* WHAT IS BEING ASKED *
The records below must be written out exactly, with every picture left behind.

* DATASET RECORDS *

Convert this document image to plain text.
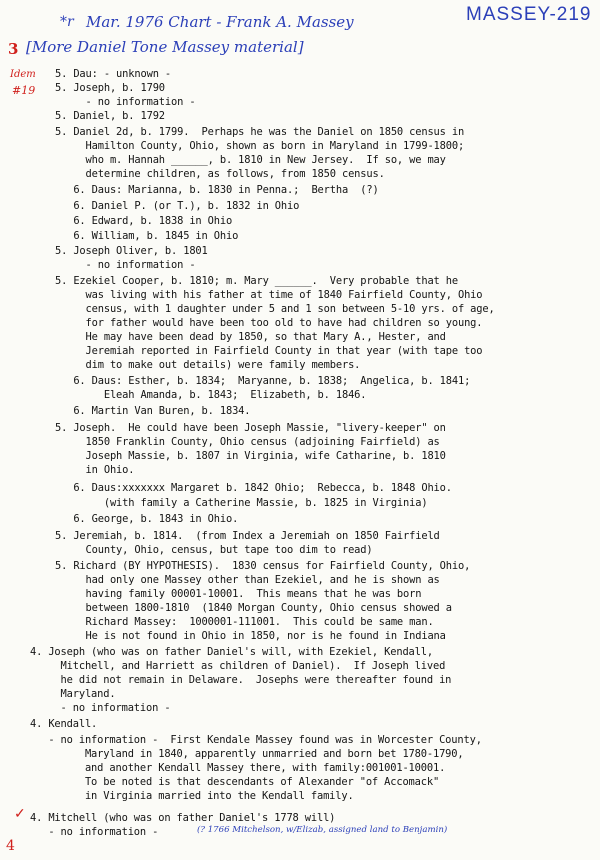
*r Mar. 1976 Chart - Frank A. Massey	MASSEY-219
3 [More Daniel Tone Massey material]
Idem
#19
5. Dau: - unknown -
5. Joseph, b. 1790
- no information -
5. Daniel, b. 1792
5. Daniel 2d, b. 1799.  Perhaps he was the Daniel on 1850 census in
Hamilton County, Ohio, shown as born in Maryland in 1799-1800;
who m. Hannah ______, b. 1810 in New Jersey.  If so, we may
determine children, as follows, from 1850 census.
6. Daus: Marianna, b. 1830 in Penna.;  Bertha  (?)
6. Daniel P. (or T.), b. 1832 in Ohio
6. Edward, b. 1838 in Ohio
6. William, b. 1845 in Ohio
5. Joseph Oliver, b. 1801
- no information -
5. Ezekiel Cooper, b. 1810; m. Mary ______.  Very probable that he
was living with his father at time of 1840 Fairfield County, Ohio
census, with 1 daughter under 5 and 1 son between 5-10 yrs. of age,
for father would have been too old to have had children so young.
He may have been dead by 1850, so that Mary A., Hester, and
Jeremiah reported in Fairfield County in that year (with tape too
dim to make out details) were family members.
6. Daus: Esther, b. 1834;  Maryanne, b. 1838;  Angelica, b. 1841;
Eleah Amanda, b. 1843;  Elizabeth, b. 1846.
6. Martin Van Buren, b. 1834.
5. Joseph.  He could have been Joseph Massie, "livery-keeper" on
1850 Franklin County, Ohio census (adjoining Fairfield) as
Joseph Massie, b. 1807 in Virginia, wife Catharine, b. 1810
in Ohio.
6. Daus:xxxxxxx Margaret b. 1842 Ohio;  Rebecca, b. 1848 Ohio.
(with family a Catherine Massie, b. 1825 in Virginia)
6. George, b. 1843 in Ohio.
5. Jeremiah, b. 1814.  (from Index a Jeremiah on 1850 Fairfield
County, Ohio, census, but tape too dim to read)
5. Richard (BY HYPOTHESIS).  1830 census for Fairfield County, Ohio,
had only one Massey other than Ezekiel, and he is shown as
having family 00001-10001.  This means that he was born
between 1800-1810  (1840 Morgan County, Ohio census showed a
Richard Massey:  1000001-111001.  This could be same man.
He is not found in Ohio in 1850, nor is he found in Indiana
4. Joseph (who was on father Daniel's will, with Ezekiel, Kendall,
Mitchell, and Harriett as children of Daniel).  If Joseph lived
he did not remain in Delaware.  Josephs were thereafter found in
Maryland.
- no information -
4. Kendall.
- no information -  First Kendale Massey found was in Worcester County,
Maryland in 1840, apparently unmarried and born bet 1780-1790,
and another Kendall Massey there, with family:001001-10001.
To be noted is that descendants of Alexander "of Accomack"
in Virginia married into the Kendall family.
4. Mitchell (who was on father Daniel's 1778 will)
- no information -	(? 1766 Mitchelson, w/Elizab, assigned land to Benjamin)
✓
4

* RESPONSE TO THE EXERCISE *
Convert this document image to plain text.
*r Mar. 1976 Chart - Frank A. Massey	MASSEY-219
3 [More Daniel Tone Massey material]
Idem
#19
5. Dau: - unknown -
5. Joseph, b. 1790
- no information -
5. Daniel, b. 1792
5. Daniel 2d, b. 1799.  Perhaps he was the Daniel on 1850 census in
Hamilton County, Ohio, shown as born in Maryland in 1799-1800;
who m. Hannah ______, b. 1810 in New Jersey.  If so, we may
determine children, as follows, from 1850 census.
6. Daus: Marianna, b. 1830 in Penna.;  Bertha  (?)
6. Daniel P. (or T.), b. 1832 in Ohio
6. Edward, b. 1838 in Ohio
6. William, b. 1845 in Ohio
5. Joseph Oliver, b. 1801
- no information -
5. Ezekiel Cooper, b. 1810; m. Mary ______.  Very probable that he
was living with his father at time of 1840 Fairfield County, Ohio
census, with 1 daughter under 5 and 1 son between 5-10 yrs. of age,
for father would have been too old to have had children so young.
He may have been dead by 1850, so that Mary A., Hester, and
Jeremiah reported in Fairfield County in that year (with tape too
dim to make out details) were family members.
6. Daus: Esther, b. 1834;  Maryanne, b. 1838;  Angelica, b. 1841;
Eleah Amanda, b. 1843;  Elizabeth, b. 1846.
6. Martin Van Buren, b. 1834.
5. Joseph.  He could have been Joseph Massie, "livery-keeper" on
1850 Franklin County, Ohio census (adjoining Fairfield) as
Joseph Massie, b. 1807 in Virginia, wife Catharine, b. 1810
in Ohio.
6. Daus:xxxxxxx Margaret b. 1842 Ohio;  Rebecca, b. 1848 Ohio.
(with family a Catherine Massie, b. 1825 in Virginia)
6. George, b. 1843 in Ohio.
5. Jeremiah, b. 1814.  (from Index a Jeremiah on 1850 Fairfield
County, Ohio, census, but tape too dim to read)
5. Richard (BY HYPOTHESIS).  1830 census for Fairfield County, Ohio,
had only one Massey other than Ezekiel, and he is shown as
having family 00001-10001.  This means that he was born
between 1800-1810  (1840 Morgan County, Ohio census showed a
Richard Massey:  1000001-111001.  This could be same man.
He is not found in Ohio in 1850, nor is he found in Indiana
4. Joseph (who was on father Daniel's will, with Ezekiel, Kendall,
Mitchell, and Harriett as children of Daniel).  If Joseph lived
he did not remain in Delaware.  Josephs were thereafter found in
Maryland.
- no information -
4. Kendall.
- no information -  First Kendale Massey found was in Worcester County,
Maryland in 1840, apparently unmarried and born bet 1780-1790,
and another Kendall Massey there, with family:001001-10001.
To be noted is that descendants of Alexander "of Accomack"
in Virginia married into the Kendall family.
4. Mitchell (who was on father Daniel's 1778 will)
- no information -	(? 1766 Mitchelson, w/Elizab, assigned land to Benjamin)
✓
4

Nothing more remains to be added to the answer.